-- Start Data shown --
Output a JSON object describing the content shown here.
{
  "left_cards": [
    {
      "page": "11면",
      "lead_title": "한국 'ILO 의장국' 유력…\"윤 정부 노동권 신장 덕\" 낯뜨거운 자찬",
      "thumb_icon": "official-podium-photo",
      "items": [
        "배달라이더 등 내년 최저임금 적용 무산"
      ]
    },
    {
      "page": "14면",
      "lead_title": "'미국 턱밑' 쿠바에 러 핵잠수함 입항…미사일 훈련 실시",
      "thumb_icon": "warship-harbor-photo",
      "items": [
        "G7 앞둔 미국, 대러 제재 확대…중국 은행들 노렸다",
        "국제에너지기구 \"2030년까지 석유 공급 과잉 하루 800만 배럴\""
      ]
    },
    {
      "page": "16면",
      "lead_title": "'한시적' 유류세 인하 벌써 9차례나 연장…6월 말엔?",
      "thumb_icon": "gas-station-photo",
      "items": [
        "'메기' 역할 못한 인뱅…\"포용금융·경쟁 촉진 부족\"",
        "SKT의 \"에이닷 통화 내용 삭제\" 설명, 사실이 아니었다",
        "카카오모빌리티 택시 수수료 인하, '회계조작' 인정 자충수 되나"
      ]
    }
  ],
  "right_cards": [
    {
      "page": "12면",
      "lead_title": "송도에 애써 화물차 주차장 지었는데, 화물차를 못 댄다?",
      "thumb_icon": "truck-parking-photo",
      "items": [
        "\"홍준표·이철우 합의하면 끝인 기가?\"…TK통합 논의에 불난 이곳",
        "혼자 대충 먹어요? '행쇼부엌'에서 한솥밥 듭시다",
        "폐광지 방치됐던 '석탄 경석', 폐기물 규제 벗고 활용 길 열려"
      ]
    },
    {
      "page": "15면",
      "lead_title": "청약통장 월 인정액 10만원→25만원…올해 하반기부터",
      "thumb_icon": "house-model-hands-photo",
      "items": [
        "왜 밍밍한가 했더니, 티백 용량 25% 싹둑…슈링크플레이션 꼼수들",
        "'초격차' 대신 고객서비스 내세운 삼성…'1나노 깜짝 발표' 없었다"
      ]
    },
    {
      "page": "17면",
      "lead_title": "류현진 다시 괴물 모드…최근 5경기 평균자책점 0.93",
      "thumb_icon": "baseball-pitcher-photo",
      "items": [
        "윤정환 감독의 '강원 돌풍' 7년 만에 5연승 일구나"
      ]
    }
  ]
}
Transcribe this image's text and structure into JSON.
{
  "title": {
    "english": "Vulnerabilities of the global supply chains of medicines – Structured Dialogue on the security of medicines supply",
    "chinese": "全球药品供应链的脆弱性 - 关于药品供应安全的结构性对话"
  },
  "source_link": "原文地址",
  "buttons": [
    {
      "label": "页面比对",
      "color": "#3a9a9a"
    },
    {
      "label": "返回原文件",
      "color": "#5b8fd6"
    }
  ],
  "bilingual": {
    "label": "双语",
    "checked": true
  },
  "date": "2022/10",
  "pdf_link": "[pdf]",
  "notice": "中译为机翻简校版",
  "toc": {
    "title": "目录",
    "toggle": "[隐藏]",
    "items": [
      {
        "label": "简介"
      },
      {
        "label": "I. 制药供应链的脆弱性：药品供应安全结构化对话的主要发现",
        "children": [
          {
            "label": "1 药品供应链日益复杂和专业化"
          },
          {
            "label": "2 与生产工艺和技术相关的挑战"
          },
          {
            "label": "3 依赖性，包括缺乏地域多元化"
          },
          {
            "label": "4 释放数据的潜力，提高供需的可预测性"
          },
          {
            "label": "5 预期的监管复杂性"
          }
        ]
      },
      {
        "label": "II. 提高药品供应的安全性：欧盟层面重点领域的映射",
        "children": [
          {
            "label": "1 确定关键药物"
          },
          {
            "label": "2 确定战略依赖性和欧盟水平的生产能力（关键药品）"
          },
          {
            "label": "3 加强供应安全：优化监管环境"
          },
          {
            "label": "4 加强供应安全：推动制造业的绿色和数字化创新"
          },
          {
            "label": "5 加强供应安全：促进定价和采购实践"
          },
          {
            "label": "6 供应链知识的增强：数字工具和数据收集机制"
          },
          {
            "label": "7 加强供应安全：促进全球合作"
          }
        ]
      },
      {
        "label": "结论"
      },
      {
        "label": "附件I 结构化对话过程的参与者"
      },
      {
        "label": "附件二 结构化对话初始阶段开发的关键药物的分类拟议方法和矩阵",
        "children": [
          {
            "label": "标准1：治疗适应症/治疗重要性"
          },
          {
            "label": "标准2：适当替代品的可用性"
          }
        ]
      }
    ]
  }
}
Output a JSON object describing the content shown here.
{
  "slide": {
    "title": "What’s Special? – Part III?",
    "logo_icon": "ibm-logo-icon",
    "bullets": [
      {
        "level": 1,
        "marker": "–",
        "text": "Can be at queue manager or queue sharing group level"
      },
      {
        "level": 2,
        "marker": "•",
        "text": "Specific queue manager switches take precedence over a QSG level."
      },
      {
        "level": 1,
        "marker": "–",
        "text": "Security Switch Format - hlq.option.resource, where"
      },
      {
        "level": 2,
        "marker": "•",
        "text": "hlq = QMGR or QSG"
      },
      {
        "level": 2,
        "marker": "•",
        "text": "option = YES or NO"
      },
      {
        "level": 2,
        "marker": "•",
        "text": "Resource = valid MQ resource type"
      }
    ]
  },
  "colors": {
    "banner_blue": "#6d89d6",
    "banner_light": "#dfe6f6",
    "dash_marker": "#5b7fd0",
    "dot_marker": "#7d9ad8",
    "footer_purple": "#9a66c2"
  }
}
-- End Data shown --
__Your goal__.
Scan the lines for the string "photo". Pick out every line that has it.

__Correct response__.
      "thumb_icon": "official-podium-photo",
      "thumb_icon": "warship-harbor-photo",
      "thumb_icon": "gas-station-photo",
      "thumb_icon": "truck-parking-photo",
      "thumb_icon": "house-model-hands-photo",
      "thumb_icon": "baseball-pitcher-photo",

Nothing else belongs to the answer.